-- Begin Material for this task --
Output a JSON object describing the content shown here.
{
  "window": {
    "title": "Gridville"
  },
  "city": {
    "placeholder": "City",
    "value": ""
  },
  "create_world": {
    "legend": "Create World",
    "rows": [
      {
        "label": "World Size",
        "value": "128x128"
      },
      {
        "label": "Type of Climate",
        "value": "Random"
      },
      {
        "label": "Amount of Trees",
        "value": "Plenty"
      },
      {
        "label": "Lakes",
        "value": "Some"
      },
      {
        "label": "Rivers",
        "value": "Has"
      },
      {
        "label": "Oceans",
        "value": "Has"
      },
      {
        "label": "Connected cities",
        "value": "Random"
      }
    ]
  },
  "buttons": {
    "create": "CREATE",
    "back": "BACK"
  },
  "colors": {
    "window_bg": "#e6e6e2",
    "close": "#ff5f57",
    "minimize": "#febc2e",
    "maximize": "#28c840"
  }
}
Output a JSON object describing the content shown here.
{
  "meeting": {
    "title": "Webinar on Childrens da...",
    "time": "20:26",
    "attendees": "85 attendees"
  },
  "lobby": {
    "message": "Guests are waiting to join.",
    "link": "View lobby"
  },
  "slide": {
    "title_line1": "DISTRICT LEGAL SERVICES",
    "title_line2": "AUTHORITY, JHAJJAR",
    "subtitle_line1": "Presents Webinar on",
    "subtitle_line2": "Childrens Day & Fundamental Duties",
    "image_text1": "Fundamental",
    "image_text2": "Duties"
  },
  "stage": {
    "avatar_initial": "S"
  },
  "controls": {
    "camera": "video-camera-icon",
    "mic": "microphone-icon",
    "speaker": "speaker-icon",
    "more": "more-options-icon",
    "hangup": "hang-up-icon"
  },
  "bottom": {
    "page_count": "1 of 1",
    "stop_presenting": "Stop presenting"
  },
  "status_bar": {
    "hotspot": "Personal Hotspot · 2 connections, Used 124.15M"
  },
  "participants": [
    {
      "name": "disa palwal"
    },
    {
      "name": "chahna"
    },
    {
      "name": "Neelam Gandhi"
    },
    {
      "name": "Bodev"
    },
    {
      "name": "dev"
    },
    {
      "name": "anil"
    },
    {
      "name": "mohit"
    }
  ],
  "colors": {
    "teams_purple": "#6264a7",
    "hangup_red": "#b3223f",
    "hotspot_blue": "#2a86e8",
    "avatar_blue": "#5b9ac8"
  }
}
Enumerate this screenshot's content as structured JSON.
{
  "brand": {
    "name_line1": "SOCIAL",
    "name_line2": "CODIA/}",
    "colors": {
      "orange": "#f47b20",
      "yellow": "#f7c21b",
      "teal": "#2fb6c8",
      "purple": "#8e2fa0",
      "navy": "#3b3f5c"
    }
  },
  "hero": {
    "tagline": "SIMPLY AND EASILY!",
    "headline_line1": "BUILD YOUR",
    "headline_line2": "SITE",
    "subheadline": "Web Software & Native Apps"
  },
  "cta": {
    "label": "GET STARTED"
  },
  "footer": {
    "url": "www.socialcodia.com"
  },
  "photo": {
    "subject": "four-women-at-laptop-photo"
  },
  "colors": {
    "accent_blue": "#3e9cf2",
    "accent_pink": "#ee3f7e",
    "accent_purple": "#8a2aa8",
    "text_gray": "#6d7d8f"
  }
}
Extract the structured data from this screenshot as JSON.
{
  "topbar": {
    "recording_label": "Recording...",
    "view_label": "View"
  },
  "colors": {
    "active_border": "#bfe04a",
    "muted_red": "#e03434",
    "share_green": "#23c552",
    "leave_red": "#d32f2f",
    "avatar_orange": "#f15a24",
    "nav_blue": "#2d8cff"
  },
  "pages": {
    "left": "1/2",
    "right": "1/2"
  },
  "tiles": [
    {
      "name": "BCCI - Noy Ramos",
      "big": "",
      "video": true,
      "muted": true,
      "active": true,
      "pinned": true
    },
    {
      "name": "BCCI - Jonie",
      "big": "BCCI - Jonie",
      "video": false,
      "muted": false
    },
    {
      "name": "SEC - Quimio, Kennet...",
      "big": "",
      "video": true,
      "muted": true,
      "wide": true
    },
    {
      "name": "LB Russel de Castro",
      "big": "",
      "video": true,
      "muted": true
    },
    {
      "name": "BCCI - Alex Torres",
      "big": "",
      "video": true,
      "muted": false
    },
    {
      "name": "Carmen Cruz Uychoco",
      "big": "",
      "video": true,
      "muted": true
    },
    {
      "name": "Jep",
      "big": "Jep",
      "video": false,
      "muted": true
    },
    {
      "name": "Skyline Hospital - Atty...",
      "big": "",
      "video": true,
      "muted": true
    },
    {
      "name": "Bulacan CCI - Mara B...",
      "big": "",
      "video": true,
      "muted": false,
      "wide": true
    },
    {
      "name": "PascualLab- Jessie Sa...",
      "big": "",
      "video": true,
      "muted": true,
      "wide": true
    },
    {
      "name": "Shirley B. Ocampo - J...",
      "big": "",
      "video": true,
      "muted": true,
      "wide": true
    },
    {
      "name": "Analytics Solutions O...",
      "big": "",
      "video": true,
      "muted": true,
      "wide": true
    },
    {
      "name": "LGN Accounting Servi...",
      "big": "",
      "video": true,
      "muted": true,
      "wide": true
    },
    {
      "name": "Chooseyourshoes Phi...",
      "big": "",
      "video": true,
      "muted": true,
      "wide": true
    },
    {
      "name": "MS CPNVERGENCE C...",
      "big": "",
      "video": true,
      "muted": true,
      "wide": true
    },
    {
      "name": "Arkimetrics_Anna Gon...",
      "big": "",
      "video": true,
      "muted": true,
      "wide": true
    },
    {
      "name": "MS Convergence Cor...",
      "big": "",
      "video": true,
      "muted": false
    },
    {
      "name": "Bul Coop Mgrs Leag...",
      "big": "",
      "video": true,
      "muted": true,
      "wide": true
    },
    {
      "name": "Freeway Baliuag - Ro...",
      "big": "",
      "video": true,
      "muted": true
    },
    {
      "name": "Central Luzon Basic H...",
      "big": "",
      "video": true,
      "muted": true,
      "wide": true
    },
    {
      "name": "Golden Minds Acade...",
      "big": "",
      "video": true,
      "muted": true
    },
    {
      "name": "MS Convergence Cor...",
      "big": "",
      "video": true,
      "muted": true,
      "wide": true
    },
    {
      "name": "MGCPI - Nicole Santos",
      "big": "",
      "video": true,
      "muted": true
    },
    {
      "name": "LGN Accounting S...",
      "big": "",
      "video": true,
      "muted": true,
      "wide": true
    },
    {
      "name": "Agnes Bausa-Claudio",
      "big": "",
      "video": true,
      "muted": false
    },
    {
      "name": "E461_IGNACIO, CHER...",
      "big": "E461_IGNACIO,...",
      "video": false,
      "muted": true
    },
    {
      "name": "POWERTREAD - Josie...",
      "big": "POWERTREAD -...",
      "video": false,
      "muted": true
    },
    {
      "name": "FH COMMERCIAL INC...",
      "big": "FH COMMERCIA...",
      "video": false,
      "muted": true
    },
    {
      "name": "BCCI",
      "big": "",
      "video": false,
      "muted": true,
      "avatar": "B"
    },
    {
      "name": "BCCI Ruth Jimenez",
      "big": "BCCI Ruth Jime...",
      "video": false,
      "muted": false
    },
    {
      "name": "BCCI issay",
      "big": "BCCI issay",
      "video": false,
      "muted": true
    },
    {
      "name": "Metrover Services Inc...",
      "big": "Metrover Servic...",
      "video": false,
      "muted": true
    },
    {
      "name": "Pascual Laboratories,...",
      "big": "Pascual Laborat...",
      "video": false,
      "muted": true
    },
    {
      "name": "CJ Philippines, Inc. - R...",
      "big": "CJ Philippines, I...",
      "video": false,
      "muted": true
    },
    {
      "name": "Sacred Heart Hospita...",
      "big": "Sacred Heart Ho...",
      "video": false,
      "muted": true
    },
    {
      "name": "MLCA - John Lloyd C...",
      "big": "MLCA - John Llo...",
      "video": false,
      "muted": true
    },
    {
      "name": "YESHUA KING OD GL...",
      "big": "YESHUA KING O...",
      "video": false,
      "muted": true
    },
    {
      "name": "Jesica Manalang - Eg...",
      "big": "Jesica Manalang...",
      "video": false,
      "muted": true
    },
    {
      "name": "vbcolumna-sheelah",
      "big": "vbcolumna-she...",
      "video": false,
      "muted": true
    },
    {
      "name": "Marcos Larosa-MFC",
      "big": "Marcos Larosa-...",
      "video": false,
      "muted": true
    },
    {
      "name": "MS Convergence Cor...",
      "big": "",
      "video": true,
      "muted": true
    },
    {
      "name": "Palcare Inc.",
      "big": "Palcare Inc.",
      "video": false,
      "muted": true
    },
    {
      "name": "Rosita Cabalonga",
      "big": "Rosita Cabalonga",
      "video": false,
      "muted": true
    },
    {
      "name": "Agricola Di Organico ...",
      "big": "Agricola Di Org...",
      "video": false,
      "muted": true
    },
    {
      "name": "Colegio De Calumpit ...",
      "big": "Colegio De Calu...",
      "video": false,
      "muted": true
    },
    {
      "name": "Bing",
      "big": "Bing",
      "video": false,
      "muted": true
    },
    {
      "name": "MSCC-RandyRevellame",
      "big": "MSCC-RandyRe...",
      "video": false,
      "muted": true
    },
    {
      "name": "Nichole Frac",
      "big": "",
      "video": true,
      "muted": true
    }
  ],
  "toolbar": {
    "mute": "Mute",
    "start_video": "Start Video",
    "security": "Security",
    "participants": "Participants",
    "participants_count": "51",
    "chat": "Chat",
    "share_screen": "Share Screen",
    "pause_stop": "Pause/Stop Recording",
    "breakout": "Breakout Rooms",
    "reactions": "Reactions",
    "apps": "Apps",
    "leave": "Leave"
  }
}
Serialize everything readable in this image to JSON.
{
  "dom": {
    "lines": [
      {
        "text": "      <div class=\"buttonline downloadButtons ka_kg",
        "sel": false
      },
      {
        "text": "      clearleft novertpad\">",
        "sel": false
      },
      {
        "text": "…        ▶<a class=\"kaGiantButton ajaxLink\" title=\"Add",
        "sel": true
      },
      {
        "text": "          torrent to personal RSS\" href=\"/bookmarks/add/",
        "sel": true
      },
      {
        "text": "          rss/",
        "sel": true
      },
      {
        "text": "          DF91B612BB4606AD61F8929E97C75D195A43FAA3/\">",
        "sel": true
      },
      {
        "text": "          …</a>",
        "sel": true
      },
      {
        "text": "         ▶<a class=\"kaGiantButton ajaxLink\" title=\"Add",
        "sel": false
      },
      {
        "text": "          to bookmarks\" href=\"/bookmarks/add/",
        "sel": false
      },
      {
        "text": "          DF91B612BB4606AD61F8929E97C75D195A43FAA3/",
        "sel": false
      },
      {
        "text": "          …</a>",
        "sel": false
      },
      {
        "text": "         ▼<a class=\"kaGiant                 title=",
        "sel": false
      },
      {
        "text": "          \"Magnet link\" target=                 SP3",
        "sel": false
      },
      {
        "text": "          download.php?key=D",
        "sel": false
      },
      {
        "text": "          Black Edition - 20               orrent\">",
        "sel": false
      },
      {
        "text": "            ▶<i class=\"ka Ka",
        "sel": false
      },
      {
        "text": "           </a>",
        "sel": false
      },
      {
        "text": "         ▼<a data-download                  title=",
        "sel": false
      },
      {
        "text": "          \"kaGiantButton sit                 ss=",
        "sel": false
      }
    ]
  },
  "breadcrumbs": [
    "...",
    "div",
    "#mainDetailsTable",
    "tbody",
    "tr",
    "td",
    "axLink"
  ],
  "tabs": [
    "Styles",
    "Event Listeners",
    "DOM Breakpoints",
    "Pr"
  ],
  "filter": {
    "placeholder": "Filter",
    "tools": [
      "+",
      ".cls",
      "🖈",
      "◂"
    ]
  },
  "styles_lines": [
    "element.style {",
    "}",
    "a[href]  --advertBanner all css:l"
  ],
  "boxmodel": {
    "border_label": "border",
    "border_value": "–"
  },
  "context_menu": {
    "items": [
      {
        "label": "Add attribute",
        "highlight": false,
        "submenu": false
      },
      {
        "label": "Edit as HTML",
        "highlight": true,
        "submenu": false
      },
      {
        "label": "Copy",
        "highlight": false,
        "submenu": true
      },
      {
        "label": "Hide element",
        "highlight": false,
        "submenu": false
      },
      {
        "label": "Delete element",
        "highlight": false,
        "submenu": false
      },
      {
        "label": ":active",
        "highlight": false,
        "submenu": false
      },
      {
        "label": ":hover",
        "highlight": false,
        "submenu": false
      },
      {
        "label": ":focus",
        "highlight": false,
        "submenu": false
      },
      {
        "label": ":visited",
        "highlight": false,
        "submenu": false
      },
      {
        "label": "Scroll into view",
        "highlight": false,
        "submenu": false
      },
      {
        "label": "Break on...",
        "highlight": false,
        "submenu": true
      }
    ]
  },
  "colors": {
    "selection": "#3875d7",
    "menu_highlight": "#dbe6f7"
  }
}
-- End Material for this task --
▶ [To do] Select every line in the records above that contains the word "photo".

▶ [Exercise response]
  "photo": {
    "subject": "four-women-at-laptop-photo"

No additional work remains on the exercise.